* Begin *

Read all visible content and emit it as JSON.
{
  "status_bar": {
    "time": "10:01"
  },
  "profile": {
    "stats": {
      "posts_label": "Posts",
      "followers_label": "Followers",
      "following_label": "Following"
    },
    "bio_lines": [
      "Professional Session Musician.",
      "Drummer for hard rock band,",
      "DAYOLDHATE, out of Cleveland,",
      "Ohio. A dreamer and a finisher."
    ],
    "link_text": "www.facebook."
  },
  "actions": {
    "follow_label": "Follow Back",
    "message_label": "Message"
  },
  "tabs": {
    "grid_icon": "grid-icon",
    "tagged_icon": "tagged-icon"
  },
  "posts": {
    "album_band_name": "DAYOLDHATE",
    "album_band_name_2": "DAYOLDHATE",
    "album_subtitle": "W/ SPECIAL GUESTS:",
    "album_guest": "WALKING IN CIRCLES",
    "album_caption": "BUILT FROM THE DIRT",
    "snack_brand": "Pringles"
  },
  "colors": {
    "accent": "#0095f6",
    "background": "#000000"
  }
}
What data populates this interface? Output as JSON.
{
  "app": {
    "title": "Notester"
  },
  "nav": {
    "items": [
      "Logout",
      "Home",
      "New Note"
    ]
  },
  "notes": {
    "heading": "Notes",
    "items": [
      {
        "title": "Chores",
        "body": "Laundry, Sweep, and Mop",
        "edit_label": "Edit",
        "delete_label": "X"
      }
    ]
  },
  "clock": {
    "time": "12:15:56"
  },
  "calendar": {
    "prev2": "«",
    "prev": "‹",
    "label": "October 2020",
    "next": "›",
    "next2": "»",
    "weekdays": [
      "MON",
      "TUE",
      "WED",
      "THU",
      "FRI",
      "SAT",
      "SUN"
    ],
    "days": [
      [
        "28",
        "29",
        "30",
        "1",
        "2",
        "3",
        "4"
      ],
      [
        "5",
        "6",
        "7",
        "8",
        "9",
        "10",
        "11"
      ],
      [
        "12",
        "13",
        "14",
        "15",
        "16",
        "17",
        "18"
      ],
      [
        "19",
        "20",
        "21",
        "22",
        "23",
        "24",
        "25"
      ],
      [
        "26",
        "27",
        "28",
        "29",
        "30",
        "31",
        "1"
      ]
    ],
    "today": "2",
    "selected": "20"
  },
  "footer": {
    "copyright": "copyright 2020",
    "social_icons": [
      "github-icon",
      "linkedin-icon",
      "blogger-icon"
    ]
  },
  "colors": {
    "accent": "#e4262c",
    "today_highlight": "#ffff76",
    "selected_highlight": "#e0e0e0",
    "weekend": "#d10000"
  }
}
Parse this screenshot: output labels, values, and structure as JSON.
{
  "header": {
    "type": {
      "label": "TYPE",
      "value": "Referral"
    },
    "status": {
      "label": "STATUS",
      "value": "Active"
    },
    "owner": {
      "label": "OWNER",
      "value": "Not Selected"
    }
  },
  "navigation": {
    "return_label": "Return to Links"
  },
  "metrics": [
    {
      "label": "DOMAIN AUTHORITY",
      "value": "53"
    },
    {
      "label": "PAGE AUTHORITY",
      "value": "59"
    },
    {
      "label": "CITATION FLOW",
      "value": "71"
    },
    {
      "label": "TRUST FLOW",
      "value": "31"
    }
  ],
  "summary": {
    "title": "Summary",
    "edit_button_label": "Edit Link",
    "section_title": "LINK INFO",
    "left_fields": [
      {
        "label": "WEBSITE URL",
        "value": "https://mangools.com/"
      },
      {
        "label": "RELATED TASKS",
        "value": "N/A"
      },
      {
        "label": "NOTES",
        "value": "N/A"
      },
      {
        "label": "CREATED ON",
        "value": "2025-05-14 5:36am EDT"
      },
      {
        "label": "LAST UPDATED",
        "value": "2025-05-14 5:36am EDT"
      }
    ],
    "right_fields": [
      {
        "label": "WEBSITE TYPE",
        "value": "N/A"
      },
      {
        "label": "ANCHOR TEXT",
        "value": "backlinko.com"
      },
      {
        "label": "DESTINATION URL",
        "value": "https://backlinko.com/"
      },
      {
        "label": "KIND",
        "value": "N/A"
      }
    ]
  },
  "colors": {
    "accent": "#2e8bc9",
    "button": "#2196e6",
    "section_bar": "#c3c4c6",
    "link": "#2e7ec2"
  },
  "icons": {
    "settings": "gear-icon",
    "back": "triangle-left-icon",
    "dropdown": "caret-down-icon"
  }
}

* End *

- **Instructions for the task**: Retype the data exactly as given.

- **Correct result**:
Read all visible content and emit it as JSON.
{
  "status_bar": {
    "time": "10:01"
  },
  "profile": {
    "stats": {
      "posts_label": "Posts",
      "followers_label": "Followers",
      "following_label": "Following"
    },
    "bio_lines": [
      "Professional Session Musician.",
      "Drummer for hard rock band,",
      "DAYOLDHATE, out of Cleveland,",
      "Ohio. A dreamer and a finisher."
    ],
    "link_text": "www.facebook."
  },
  "actions": {
    "follow_label": "Follow Back",
    "message_label": "Message"
  },
  "tabs": {
    "grid_icon": "grid-icon",
    "tagged_icon": "tagged-icon"
  },
  "posts": {
    "album_band_name": "DAYOLDHATE",
    "album_band_name_2": "DAYOLDHATE",
    "album_subtitle": "W/ SPECIAL GUESTS:",
    "album_guest": "WALKING IN CIRCLES",
    "album_caption": "BUILT FROM THE DIRT",
    "snack_brand": "Pringles"
  },
  "colors": {
    "accent": "#0095f6",
    "background": "#000000"
  }
}
What data populates this interface? Output as JSON.
{
  "app": {
    "title": "Notester"
  },
  "nav": {
    "items": [
      "Logout",
      "Home",
      "New Note"
    ]
  },
  "notes": {
    "heading": "Notes",
    "items": [
      {
        "title": "Chores",
        "body": "Laundry, Sweep, and Mop",
        "edit_label": "Edit",
        "delete_label": "X"
      }
    ]
  },
  "clock": {
    "time": "12:15:56"
  },
  "calendar": {
    "prev2": "«",
    "prev": "‹",
    "label": "October 2020",
    "next": "›",
    "next2": "»",
    "weekdays": [
      "MON",
      "TUE",
      "WED",
      "THU",
      "FRI",
      "SAT",
      "SUN"
    ],
    "days": [
      [
        "28",
        "29",
        "30",
        "1",
        "2",
        "3",
        "4"
      ],
      [
        "5",
        "6",
        "7",
        "8",
        "9",
        "10",
        "11"
      ],
      [
        "12",
        "13",
        "14",
        "15",
        "16",
        "17",
        "18"
      ],
      [
        "19",
        "20",
        "21",
        "22",
        "23",
        "24",
        "25"
      ],
      [
        "26",
        "27",
        "28",
        "29",
        "30",
        "31",
        "1"
      ]
    ],
    "today": "2",
    "selected": "20"
  },
  "footer": {
    "copyright": "copyright 2020",
    "social_icons": [
      "github-icon",
      "linkedin-icon",
      "blogger-icon"
    ]
  },
  "colors": {
    "accent": "#e4262c",
    "today_highlight": "#ffff76",
    "selected_highlight": "#e0e0e0",
    "weekend": "#d10000"
  }
}
Parse this screenshot: output labels, values, and structure as JSON.
{
  "header": {
    "type": {
      "label": "TYPE",
      "value": "Referral"
    },
    "status": {
      "label": "STATUS",
      "value": "Active"
    },
    "owner": {
      "label": "OWNER",
      "value": "Not Selected"
    }
  },
  "navigation": {
    "return_label": "Return to Links"
  },
  "metrics": [
    {
      "label": "DOMAIN AUTHORITY",
      "value": "53"
    },
    {
      "label": "PAGE AUTHORITY",
      "value": "59"
    },
    {
      "label": "CITATION FLOW",
      "value": "71"
    },
    {
      "label": "TRUST FLOW",
      "value": "31"
    }
  ],
  "summary": {
    "title": "Summary",
    "edit_button_label": "Edit Link",
    "section_title": "LINK INFO",
    "left_fields": [
      {
        "label": "WEBSITE URL",
        "value": "https://mangools.com/"
      },
      {
        "label": "RELATED TASKS",
        "value": "N/A"
      },
      {
        "label": "NOTES",
        "value": "N/A"
      },
      {
        "label": "CREATED ON",
        "value": "2025-05-14 5:36am EDT"
      },
      {
        "label": "LAST UPDATED",
        "value": "2025-05-14 5:36am EDT"
      }
    ],
    "right_fields": [
      {
        "label": "WEBSITE TYPE",
        "value": "N/A"
      },
      {
        "label": "ANCHOR TEXT",
        "value": "backlinko.com"
      },
      {
        "label": "DESTINATION URL",
        "value": "https://backlinko.com/"
      },
      {
        "label": "KIND",
        "value": "N/A"
      }
    ]
  },
  "colors": {
    "accent": "#2e8bc9",
    "button": "#2196e6",
    "section_bar": "#c3c4c6",
    "link": "#2e7ec2"
  },
  "icons": {
    "settings": "gear-icon",
    "back": "triangle-left-icon",
    "dropdown": "caret-down-icon"
  }
}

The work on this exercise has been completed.